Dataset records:
----------------

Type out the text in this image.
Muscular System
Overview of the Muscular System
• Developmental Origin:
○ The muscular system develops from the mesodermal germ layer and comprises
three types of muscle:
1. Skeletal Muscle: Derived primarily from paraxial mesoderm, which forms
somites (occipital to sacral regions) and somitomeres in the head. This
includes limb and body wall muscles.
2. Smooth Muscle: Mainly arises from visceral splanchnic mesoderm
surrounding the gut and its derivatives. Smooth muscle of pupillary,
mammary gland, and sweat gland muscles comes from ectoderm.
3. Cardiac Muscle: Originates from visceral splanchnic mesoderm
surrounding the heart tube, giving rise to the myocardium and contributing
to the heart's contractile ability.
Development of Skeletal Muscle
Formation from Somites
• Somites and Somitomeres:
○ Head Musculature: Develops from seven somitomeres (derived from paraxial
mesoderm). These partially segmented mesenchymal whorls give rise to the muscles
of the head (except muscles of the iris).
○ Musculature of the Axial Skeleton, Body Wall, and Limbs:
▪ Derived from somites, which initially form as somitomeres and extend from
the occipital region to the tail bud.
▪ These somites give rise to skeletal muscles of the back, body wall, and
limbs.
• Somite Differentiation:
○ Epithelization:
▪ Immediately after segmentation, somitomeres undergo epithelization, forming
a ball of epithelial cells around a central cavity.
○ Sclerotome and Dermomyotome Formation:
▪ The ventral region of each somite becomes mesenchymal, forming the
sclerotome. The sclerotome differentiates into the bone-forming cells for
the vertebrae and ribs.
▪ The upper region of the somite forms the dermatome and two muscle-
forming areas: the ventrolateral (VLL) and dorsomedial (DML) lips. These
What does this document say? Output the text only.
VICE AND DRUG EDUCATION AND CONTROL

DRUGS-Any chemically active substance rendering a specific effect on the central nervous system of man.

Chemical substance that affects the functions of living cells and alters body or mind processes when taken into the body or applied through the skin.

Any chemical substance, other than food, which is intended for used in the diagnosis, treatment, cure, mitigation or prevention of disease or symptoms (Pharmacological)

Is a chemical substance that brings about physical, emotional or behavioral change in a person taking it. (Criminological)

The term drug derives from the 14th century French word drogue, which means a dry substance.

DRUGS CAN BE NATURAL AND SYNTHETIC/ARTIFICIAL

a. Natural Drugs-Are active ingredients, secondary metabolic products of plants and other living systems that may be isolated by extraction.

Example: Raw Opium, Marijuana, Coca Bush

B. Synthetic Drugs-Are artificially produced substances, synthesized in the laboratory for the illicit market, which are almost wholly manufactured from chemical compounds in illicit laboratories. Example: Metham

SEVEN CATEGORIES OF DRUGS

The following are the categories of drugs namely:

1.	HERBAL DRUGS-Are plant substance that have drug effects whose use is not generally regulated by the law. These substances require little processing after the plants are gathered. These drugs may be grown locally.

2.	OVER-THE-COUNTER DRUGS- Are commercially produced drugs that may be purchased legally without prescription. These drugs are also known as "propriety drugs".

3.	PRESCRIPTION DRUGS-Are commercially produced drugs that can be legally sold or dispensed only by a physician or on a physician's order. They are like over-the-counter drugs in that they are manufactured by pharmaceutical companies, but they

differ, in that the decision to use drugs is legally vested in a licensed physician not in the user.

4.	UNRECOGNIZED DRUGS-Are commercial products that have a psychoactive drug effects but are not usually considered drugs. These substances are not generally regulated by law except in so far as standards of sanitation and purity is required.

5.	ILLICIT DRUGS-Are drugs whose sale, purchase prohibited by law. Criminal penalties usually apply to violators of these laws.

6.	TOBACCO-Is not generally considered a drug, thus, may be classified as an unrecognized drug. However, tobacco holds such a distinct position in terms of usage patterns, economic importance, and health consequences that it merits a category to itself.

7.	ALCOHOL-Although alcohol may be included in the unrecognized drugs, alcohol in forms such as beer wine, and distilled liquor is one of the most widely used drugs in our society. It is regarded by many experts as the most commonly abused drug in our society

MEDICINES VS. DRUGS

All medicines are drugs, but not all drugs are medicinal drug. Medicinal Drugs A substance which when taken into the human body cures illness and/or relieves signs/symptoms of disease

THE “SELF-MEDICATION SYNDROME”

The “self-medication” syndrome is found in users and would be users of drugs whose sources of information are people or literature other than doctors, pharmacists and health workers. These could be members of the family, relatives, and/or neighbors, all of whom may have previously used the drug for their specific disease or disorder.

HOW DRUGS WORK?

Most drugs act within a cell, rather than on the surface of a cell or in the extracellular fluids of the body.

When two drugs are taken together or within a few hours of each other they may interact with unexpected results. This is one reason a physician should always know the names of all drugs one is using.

----------------

Task item
Check each line of the entries for the word "symptoms", then state the count alone.

Finished exercise
2